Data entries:
● ● ●

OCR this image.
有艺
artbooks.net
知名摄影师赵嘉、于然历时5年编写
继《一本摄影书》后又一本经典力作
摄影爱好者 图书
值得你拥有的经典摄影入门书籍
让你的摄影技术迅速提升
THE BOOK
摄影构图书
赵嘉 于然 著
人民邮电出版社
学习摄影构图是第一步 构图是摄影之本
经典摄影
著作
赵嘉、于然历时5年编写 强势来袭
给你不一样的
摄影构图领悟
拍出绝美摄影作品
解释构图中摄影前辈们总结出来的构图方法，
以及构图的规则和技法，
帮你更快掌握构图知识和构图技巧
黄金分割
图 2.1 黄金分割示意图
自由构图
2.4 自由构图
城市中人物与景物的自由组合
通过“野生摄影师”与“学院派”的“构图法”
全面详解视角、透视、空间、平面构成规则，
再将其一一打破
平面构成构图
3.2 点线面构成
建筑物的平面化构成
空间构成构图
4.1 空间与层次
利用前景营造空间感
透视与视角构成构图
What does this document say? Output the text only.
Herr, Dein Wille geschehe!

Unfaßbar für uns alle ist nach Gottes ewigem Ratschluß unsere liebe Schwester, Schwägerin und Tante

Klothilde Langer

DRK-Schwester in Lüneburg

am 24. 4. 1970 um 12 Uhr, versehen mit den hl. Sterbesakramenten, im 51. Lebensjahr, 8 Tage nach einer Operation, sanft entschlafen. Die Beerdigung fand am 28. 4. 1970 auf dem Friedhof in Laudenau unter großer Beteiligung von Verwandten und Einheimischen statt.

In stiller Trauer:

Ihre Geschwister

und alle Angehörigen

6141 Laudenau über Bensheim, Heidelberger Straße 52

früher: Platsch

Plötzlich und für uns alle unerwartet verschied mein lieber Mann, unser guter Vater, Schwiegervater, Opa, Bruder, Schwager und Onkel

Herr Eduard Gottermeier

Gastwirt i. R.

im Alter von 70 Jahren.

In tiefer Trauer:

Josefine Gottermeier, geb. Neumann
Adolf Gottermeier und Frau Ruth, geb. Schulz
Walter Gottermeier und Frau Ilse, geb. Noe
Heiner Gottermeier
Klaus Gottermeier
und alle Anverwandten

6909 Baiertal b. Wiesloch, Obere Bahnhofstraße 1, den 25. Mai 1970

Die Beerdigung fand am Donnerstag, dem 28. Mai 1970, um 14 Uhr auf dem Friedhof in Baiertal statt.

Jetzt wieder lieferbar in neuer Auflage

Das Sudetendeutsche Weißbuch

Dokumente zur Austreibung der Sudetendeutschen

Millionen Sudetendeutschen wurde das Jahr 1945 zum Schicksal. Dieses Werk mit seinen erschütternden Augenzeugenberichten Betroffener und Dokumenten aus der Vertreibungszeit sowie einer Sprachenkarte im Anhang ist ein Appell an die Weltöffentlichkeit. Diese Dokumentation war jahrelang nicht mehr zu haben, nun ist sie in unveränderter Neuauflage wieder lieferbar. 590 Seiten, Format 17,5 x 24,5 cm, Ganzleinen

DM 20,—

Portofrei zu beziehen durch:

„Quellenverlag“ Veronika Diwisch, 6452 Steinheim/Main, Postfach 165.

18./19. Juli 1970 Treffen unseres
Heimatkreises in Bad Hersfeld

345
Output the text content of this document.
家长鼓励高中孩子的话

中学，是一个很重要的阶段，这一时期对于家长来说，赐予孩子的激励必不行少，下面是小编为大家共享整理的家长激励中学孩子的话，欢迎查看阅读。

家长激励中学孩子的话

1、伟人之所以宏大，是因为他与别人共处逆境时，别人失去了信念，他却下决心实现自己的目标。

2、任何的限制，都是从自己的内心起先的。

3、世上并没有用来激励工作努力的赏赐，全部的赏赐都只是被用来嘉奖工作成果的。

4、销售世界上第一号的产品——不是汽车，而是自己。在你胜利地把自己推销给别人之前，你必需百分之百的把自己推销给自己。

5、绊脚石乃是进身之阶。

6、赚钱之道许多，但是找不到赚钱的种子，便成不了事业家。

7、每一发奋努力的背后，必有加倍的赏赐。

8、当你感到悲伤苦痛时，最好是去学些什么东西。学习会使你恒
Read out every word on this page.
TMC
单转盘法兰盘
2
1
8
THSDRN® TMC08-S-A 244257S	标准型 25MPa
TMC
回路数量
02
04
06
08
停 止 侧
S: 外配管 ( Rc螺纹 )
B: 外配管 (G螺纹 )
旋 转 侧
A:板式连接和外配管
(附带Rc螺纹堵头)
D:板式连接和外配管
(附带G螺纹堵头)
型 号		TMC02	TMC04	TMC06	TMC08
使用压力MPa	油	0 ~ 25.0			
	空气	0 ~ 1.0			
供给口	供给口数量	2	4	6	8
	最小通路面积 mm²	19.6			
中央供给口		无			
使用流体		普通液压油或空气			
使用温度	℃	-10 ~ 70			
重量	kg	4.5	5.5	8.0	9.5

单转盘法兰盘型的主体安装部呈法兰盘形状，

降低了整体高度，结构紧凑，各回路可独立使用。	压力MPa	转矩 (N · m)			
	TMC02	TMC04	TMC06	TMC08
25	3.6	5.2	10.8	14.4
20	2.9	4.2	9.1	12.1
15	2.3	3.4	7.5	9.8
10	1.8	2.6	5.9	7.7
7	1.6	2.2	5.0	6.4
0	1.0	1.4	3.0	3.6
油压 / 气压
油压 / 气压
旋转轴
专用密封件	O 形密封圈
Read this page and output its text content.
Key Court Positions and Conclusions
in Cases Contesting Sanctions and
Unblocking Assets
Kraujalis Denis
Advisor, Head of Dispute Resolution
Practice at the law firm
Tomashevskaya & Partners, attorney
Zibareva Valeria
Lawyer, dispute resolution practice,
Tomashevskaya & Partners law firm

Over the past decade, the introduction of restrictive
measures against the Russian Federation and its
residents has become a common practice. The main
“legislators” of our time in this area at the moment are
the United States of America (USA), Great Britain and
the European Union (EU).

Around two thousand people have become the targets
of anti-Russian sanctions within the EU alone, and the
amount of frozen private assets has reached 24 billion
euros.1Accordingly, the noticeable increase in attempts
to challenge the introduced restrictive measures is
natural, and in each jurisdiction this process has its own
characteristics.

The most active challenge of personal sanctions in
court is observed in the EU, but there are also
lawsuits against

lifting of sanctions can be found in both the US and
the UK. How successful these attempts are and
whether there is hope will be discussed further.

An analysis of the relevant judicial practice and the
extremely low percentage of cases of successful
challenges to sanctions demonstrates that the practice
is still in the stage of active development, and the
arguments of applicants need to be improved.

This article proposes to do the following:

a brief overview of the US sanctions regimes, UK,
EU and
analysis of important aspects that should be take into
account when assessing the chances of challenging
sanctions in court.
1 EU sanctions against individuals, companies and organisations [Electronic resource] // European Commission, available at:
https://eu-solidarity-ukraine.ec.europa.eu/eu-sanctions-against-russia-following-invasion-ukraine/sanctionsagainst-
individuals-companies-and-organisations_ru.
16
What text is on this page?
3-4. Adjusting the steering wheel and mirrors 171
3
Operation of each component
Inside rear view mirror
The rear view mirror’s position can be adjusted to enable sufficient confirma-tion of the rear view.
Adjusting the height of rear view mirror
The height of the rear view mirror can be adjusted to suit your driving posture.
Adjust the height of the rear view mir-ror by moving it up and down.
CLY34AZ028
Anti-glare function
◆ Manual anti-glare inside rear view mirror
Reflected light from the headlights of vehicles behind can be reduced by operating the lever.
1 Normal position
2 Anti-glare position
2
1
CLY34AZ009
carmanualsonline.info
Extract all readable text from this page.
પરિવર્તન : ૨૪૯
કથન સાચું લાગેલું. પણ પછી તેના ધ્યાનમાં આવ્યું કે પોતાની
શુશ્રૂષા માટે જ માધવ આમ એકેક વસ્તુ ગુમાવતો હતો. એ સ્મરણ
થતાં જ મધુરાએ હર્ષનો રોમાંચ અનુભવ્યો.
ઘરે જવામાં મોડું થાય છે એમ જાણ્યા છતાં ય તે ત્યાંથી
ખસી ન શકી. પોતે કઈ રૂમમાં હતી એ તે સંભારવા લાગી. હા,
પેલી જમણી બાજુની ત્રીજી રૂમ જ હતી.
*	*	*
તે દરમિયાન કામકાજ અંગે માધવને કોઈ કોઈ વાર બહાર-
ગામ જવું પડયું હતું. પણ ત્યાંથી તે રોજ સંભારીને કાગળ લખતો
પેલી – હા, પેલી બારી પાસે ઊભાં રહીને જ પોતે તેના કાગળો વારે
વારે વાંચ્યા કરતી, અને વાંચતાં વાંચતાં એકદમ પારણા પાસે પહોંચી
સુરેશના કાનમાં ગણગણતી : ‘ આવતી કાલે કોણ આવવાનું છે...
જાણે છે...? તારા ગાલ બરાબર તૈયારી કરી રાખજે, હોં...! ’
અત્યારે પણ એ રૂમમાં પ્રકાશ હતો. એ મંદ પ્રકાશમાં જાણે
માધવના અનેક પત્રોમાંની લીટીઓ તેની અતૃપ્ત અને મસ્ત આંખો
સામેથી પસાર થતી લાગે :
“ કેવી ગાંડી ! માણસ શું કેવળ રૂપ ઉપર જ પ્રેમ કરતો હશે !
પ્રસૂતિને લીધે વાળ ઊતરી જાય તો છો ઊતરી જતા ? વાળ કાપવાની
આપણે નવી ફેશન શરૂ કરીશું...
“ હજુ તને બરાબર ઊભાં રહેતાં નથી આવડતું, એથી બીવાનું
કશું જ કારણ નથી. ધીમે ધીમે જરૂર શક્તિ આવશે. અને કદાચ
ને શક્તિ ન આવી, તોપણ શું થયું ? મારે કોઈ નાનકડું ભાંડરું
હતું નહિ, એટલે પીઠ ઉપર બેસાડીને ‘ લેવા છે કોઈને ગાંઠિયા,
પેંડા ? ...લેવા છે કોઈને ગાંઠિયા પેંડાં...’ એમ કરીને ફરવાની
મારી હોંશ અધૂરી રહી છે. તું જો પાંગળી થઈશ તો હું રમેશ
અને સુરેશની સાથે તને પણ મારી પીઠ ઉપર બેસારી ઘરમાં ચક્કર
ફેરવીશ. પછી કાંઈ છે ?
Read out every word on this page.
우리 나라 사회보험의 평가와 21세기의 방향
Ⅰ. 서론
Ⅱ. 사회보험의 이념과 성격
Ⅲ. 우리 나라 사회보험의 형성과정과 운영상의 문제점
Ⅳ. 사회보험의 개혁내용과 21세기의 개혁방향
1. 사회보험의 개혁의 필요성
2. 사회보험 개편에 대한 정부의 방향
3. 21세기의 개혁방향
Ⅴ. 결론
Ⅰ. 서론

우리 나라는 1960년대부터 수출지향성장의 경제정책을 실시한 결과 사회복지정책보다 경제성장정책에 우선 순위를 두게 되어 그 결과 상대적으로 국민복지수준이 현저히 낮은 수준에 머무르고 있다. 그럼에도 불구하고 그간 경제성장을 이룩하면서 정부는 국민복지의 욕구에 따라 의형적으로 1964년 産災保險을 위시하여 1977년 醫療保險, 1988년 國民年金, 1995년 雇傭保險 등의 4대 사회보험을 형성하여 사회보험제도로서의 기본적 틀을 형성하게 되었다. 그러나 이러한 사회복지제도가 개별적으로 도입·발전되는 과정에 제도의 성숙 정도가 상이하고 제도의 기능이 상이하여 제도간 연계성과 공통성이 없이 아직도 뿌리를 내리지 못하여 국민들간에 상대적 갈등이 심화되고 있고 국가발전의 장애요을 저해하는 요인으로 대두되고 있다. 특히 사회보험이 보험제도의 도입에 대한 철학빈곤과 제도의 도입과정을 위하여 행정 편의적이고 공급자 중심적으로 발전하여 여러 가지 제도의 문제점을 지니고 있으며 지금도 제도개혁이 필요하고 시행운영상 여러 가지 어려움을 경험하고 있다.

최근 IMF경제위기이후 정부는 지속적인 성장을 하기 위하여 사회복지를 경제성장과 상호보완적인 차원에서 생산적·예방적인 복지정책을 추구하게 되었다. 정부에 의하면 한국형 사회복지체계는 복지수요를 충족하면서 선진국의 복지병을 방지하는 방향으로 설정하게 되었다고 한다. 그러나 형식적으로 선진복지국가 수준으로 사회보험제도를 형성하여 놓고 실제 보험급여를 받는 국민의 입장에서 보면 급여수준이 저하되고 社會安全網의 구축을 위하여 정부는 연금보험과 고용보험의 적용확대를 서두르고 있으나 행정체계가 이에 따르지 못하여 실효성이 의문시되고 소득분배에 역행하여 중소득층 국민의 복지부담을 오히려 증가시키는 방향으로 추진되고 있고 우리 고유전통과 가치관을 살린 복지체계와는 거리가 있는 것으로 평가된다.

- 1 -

● ● ●

Exercise description:
Copy out each line of the data containing the string "content".

Solution to this task:
Output the text content of this document.
Read this page and output its text content.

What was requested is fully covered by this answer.